• **Information shown**
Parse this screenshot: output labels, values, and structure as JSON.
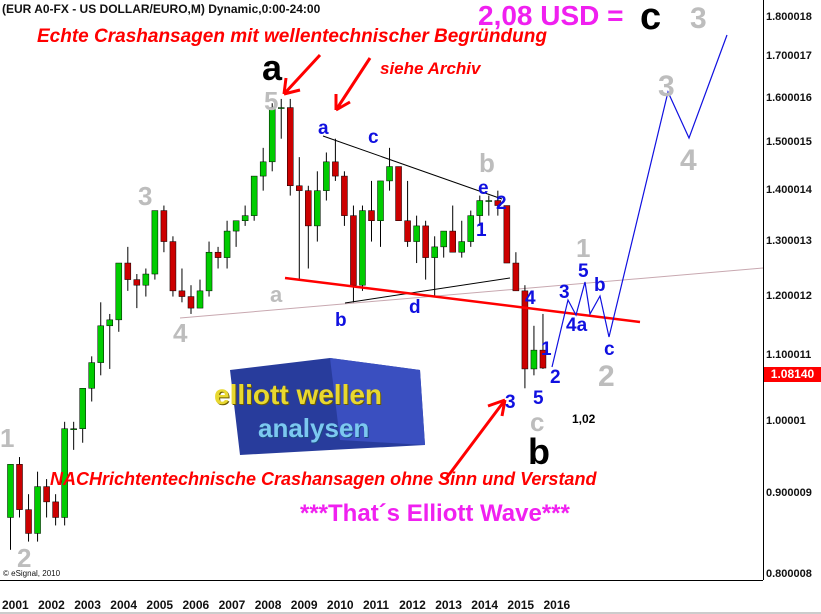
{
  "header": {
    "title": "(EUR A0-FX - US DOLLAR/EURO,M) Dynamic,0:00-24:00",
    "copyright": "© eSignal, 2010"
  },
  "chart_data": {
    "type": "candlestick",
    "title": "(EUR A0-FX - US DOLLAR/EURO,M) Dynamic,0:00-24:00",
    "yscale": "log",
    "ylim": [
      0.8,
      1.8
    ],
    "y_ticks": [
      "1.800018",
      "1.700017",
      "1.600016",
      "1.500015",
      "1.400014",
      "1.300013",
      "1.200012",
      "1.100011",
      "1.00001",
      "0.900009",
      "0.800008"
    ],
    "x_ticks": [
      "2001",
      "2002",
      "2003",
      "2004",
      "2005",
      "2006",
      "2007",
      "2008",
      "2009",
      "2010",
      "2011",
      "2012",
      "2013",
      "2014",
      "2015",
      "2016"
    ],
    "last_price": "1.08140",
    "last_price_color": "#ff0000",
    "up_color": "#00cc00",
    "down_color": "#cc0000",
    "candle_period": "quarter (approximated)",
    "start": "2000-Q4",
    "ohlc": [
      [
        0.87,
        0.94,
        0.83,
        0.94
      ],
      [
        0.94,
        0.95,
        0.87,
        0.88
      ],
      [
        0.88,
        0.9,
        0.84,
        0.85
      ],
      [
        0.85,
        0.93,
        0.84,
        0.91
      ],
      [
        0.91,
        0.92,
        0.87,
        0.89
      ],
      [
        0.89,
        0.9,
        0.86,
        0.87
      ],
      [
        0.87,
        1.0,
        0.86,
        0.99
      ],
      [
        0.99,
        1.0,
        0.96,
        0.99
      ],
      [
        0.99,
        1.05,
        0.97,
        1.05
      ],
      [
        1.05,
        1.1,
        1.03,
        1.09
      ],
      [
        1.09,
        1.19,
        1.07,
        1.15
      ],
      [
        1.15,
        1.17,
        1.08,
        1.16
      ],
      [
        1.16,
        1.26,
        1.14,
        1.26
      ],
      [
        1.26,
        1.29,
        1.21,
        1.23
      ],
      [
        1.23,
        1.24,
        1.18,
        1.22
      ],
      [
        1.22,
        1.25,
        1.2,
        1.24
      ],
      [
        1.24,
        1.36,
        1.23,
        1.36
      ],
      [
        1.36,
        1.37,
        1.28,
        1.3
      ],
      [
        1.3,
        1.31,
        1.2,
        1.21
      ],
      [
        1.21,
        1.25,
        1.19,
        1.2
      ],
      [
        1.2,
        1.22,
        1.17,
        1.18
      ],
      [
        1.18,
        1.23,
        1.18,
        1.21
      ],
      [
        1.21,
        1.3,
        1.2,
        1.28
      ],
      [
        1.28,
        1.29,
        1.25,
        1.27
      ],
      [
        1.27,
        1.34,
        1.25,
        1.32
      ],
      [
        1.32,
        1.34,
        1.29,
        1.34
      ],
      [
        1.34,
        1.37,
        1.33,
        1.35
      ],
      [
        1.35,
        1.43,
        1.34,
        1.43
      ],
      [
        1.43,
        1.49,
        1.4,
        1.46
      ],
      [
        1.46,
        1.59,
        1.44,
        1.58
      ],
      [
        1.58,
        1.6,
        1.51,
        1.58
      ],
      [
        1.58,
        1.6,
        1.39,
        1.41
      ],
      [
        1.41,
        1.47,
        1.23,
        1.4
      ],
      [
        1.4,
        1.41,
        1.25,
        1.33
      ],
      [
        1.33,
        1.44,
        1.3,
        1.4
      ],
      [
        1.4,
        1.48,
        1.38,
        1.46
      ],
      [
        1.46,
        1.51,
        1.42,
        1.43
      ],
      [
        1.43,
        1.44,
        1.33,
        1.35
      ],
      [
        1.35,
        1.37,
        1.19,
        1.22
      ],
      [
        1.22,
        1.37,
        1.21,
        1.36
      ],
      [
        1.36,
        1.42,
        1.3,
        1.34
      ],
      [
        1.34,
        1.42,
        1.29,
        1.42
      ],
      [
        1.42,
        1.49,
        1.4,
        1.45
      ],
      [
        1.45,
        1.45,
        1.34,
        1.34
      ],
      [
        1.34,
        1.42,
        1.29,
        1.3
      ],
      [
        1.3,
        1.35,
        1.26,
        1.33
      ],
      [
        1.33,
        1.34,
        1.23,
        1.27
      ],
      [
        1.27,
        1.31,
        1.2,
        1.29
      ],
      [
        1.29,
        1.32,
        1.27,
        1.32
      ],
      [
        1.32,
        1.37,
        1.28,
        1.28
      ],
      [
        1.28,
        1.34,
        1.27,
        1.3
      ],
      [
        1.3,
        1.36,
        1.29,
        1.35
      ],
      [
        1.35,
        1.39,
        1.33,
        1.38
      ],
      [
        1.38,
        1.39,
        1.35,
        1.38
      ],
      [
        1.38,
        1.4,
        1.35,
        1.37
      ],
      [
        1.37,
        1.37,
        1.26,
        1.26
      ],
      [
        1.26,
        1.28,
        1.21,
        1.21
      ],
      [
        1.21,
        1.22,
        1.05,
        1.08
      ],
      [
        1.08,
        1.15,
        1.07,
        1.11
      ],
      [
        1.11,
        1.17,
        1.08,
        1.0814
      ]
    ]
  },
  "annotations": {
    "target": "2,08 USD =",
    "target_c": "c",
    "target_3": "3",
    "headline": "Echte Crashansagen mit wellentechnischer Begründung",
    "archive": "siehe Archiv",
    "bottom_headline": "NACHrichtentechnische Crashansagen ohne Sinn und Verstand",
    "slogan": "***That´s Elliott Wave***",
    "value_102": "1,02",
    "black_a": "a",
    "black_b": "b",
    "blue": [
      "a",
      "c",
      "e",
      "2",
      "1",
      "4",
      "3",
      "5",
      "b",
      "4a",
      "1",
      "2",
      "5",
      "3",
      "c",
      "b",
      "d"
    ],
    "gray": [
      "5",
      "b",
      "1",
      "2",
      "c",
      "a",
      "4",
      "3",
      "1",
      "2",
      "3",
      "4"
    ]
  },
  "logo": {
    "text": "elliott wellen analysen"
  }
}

• **Problem to work on**
Copy each line in full and exactly, omitting any picture.

• **Written response**
Parse this screenshot: output labels, values, and structure as JSON.
{
  "header": {
    "title": "(EUR A0-FX - US DOLLAR/EURO,M) Dynamic,0:00-24:00",
    "copyright": "© eSignal, 2010"
  },
  "chart_data": {
    "type": "candlestick",
    "title": "(EUR A0-FX - US DOLLAR/EURO,M) Dynamic,0:00-24:00",
    "yscale": "log",
    "ylim": [
      0.8,
      1.8
    ],
    "y_ticks": [
      "1.800018",
      "1.700017",
      "1.600016",
      "1.500015",
      "1.400014",
      "1.300013",
      "1.200012",
      "1.100011",
      "1.00001",
      "0.900009",
      "0.800008"
    ],
    "x_ticks": [
      "2001",
      "2002",
      "2003",
      "2004",
      "2005",
      "2006",
      "2007",
      "2008",
      "2009",
      "2010",
      "2011",
      "2012",
      "2013",
      "2014",
      "2015",
      "2016"
    ],
    "last_price": "1.08140",
    "last_price_color": "#ff0000",
    "up_color": "#00cc00",
    "down_color": "#cc0000",
    "candle_period": "quarter (approximated)",
    "start": "2000-Q4",
    "ohlc": [
      [
        0.87,
        0.94,
        0.83,
        0.94
      ],
      [
        0.94,
        0.95,
        0.87,
        0.88
      ],
      [
        0.88,
        0.9,
        0.84,
        0.85
      ],
      [
        0.85,
        0.93,
        0.84,
        0.91
      ],
      [
        0.91,
        0.92,
        0.87,
        0.89
      ],
      [
        0.89,
        0.9,
        0.86,
        0.87
      ],
      [
        0.87,
        1.0,
        0.86,
        0.99
      ],
      [
        0.99,
        1.0,
        0.96,
        0.99
      ],
      [
        0.99,
        1.05,
        0.97,
        1.05
      ],
      [
        1.05,
        1.1,
        1.03,
        1.09
      ],
      [
        1.09,
        1.19,
        1.07,
        1.15
      ],
      [
        1.15,
        1.17,
        1.08,
        1.16
      ],
      [
        1.16,
        1.26,
        1.14,
        1.26
      ],
      [
        1.26,
        1.29,
        1.21,
        1.23
      ],
      [
        1.23,
        1.24,
        1.18,
        1.22
      ],
      [
        1.22,
        1.25,
        1.2,
        1.24
      ],
      [
        1.24,
        1.36,
        1.23,
        1.36
      ],
      [
        1.36,
        1.37,
        1.28,
        1.3
      ],
      [
        1.3,
        1.31,
        1.2,
        1.21
      ],
      [
        1.21,
        1.25,
        1.19,
        1.2
      ],
      [
        1.2,
        1.22,
        1.17,
        1.18
      ],
      [
        1.18,
        1.23,
        1.18,
        1.21
      ],
      [
        1.21,
        1.3,
        1.2,
        1.28
      ],
      [
        1.28,
        1.29,
        1.25,
        1.27
      ],
      [
        1.27,
        1.34,
        1.25,
        1.32
      ],
      [
        1.32,
        1.34,
        1.29,
        1.34
      ],
      [
        1.34,
        1.37,
        1.33,
        1.35
      ],
      [
        1.35,
        1.43,
        1.34,
        1.43
      ],
      [
        1.43,
        1.49,
        1.4,
        1.46
      ],
      [
        1.46,
        1.59,
        1.44,
        1.58
      ],
      [
        1.58,
        1.6,
        1.51,
        1.58
      ],
      [
        1.58,
        1.6,
        1.39,
        1.41
      ],
      [
        1.41,
        1.47,
        1.23,
        1.4
      ],
      [
        1.4,
        1.41,
        1.25,
        1.33
      ],
      [
        1.33,
        1.44,
        1.3,
        1.4
      ],
      [
        1.4,
        1.48,
        1.38,
        1.46
      ],
      [
        1.46,
        1.51,
        1.42,
        1.43
      ],
      [
        1.43,
        1.44,
        1.33,
        1.35
      ],
      [
        1.35,
        1.37,
        1.19,
        1.22
      ],
      [
        1.22,
        1.37,
        1.21,
        1.36
      ],
      [
        1.36,
        1.42,
        1.3,
        1.34
      ],
      [
        1.34,
        1.42,
        1.29,
        1.42
      ],
      [
        1.42,
        1.49,
        1.4,
        1.45
      ],
      [
        1.45,
        1.45,
        1.34,
        1.34
      ],
      [
        1.34,
        1.42,
        1.29,
        1.3
      ],
      [
        1.3,
        1.35,
        1.26,
        1.33
      ],
      [
        1.33,
        1.34,
        1.23,
        1.27
      ],
      [
        1.27,
        1.31,
        1.2,
        1.29
      ],
      [
        1.29,
        1.32,
        1.27,
        1.32
      ],
      [
        1.32,
        1.37,
        1.28,
        1.28
      ],
      [
        1.28,
        1.34,
        1.27,
        1.3
      ],
      [
        1.3,
        1.36,
        1.29,
        1.35
      ],
      [
        1.35,
        1.39,
        1.33,
        1.38
      ],
      [
        1.38,
        1.39,
        1.35,
        1.38
      ],
      [
        1.38,
        1.4,
        1.35,
        1.37
      ],
      [
        1.37,
        1.37,
        1.26,
        1.26
      ],
      [
        1.26,
        1.28,
        1.21,
        1.21
      ],
      [
        1.21,
        1.22,
        1.05,
        1.08
      ],
      [
        1.08,
        1.15,
        1.07,
        1.11
      ],
      [
        1.11,
        1.17,
        1.08,
        1.0814
      ]
    ]
  },
  "annotations": {
    "target": "2,08 USD =",
    "target_c": "c",
    "target_3": "3",
    "headline": "Echte Crashansagen mit wellentechnischer Begründung",
    "archive": "siehe Archiv",
    "bottom_headline": "NACHrichtentechnische Crashansagen ohne Sinn und Verstand",
    "slogan": "***That´s Elliott Wave***",
    "value_102": "1,02",
    "black_a": "a",
    "black_b": "b",
    "blue": [
      "a",
      "c",
      "e",
      "2",
      "1",
      "4",
      "3",
      "5",
      "b",
      "4a",
      "1",
      "2",
      "5",
      "3",
      "c",
      "b",
      "d"
    ],
    "gray": [
      "5",
      "b",
      "1",
      "2",
      "c",
      "a",
      "4",
      "3",
      "1",
      "2",
      "3",
      "4"
    ]
  },
  "logo": {
    "text": "elliott wellen analysen"
  }
}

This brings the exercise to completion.